▶ _Extracted material_

(begin)

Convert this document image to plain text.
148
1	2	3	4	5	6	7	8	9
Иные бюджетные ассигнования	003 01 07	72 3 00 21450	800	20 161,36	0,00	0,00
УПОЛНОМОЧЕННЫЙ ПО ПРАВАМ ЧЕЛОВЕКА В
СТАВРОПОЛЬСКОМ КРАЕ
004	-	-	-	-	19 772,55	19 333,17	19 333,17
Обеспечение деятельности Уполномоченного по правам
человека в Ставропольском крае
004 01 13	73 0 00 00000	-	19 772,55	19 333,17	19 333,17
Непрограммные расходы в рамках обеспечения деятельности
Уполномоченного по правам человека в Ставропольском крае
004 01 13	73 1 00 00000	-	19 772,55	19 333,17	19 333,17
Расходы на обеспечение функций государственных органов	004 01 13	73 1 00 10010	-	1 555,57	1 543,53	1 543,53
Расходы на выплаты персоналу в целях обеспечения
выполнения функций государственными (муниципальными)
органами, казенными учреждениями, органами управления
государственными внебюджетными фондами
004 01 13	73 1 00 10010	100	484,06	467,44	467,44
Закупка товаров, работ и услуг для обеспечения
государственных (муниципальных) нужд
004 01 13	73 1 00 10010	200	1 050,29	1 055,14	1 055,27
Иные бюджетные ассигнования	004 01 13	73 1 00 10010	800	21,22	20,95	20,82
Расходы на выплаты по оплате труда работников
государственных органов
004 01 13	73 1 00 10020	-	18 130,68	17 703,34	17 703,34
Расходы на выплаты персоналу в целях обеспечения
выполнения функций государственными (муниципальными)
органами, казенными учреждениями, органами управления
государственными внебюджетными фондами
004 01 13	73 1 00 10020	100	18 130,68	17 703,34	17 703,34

(end)

Gather all lines where the word "Иные" appears.

Иные бюджетные ассигнования	003 01 07	72 3 00 21450	800	20 161,36	0,00	0,00
Иные бюджетные ассигнования	004 01 13	73 1 00 10010	800	21,22	20,95	20,82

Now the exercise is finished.